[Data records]
····················
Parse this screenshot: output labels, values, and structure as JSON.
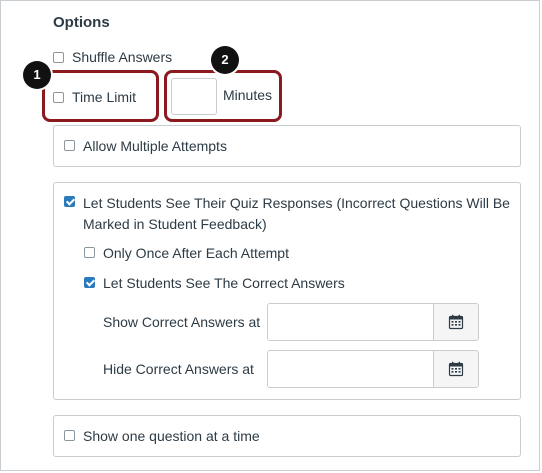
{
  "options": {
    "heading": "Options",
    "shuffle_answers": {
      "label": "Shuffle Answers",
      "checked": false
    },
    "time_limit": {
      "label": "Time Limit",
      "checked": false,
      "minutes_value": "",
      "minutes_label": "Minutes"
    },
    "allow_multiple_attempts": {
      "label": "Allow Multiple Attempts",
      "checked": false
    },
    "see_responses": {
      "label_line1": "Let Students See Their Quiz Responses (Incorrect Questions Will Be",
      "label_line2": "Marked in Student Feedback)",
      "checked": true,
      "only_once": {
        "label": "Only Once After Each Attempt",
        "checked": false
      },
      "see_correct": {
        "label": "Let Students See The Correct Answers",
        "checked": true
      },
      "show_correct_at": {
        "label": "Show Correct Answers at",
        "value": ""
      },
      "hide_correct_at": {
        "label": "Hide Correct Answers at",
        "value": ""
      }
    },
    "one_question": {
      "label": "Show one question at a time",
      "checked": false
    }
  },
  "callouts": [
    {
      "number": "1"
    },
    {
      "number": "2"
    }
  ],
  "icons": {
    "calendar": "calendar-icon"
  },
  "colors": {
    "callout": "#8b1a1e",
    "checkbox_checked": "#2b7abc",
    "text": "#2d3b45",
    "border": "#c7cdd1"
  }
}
····················
» **YOUR INSTRUCTIONS**
Each record above is to be restated exactly, with its pictures removed from the copy.

» **ANSWER TO THIS PROBLEM**
Parse this screenshot: output labels, values, and structure as JSON.
{
  "options": {
    "heading": "Options",
    "shuffle_answers": {
      "label": "Shuffle Answers",
      "checked": false
    },
    "time_limit": {
      "label": "Time Limit",
      "checked": false,
      "minutes_value": "",
      "minutes_label": "Minutes"
    },
    "allow_multiple_attempts": {
      "label": "Allow Multiple Attempts",
      "checked": false
    },
    "see_responses": {
      "label_line1": "Let Students See Their Quiz Responses (Incorrect Questions Will Be",
      "label_line2": "Marked in Student Feedback)",
      "checked": true,
      "only_once": {
        "label": "Only Once After Each Attempt",
        "checked": false
      },
      "see_correct": {
        "label": "Let Students See The Correct Answers",
        "checked": true
      },
      "show_correct_at": {
        "label": "Show Correct Answers at",
        "value": ""
      },
      "hide_correct_at": {
        "label": "Hide Correct Answers at",
        "value": ""
      }
    },
    "one_question": {
      "label": "Show one question at a time",
      "checked": false
    }
  },
  "callouts": [
    {
      "number": "1"
    },
    {
      "number": "2"
    }
  ],
  "icons": {
    "calendar": "calendar-icon"
  },
  "colors": {
    "callout": "#8b1a1e",
    "checkbox_checked": "#2b7abc",
    "text": "#2d3b45",
    "border": "#c7cdd1"
  }
}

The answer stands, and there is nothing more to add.